▸ The exercise: Your copy of the material below should match it exactly, except that it holds no pictures.
— BEGIN Input records —
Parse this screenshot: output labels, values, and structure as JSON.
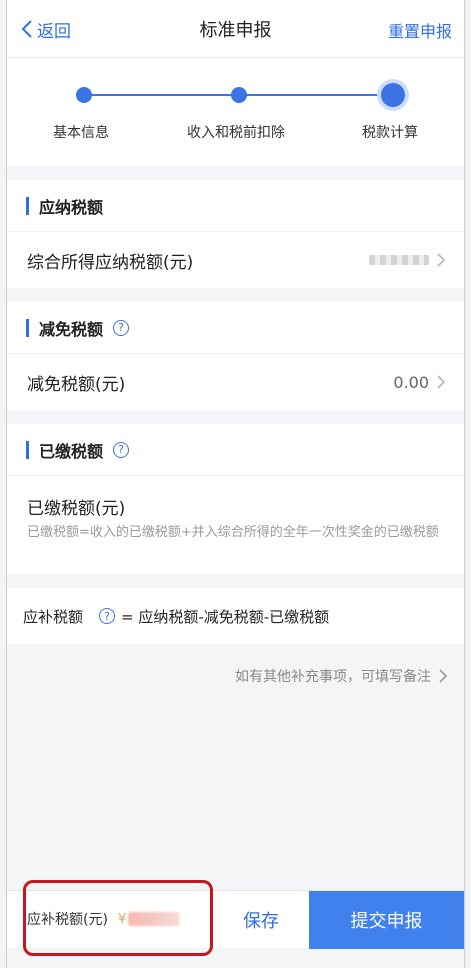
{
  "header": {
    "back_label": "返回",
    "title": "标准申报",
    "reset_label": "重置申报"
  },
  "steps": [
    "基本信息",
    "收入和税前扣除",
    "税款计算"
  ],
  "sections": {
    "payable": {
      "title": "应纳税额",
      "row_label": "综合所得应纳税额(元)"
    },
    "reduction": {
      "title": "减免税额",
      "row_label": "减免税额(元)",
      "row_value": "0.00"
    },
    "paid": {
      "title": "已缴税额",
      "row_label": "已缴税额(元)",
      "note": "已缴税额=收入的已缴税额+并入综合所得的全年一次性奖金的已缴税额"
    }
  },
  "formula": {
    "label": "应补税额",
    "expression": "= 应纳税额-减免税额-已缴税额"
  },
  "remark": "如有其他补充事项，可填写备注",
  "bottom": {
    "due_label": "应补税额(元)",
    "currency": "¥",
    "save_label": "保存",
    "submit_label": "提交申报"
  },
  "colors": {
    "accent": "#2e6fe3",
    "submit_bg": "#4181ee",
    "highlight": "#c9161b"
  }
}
— END Input records —
▸ The reply:
Parse this screenshot: output labels, values, and structure as JSON.
{
  "header": {
    "back_label": "返回",
    "title": "标准申报",
    "reset_label": "重置申报"
  },
  "steps": [
    "基本信息",
    "收入和税前扣除",
    "税款计算"
  ],
  "sections": {
    "payable": {
      "title": "应纳税额",
      "row_label": "综合所得应纳税额(元)"
    },
    "reduction": {
      "title": "减免税额",
      "row_label": "减免税额(元)",
      "row_value": "0.00"
    },
    "paid": {
      "title": "已缴税额",
      "row_label": "已缴税额(元)",
      "note": "已缴税额=收入的已缴税额+并入综合所得的全年一次性奖金的已缴税额"
    }
  },
  "formula": {
    "label": "应补税额",
    "expression": "= 应纳税额-减免税额-已缴税额"
  },
  "remark": "如有其他补充事项，可填写备注",
  "bottom": {
    "due_label": "应补税额(元)",
    "currency": "¥",
    "save_label": "保存",
    "submit_label": "提交申报"
  },
  "colors": {
    "accent": "#2e6fe3",
    "submit_bg": "#4181ee",
    "highlight": "#c9161b"
  }
}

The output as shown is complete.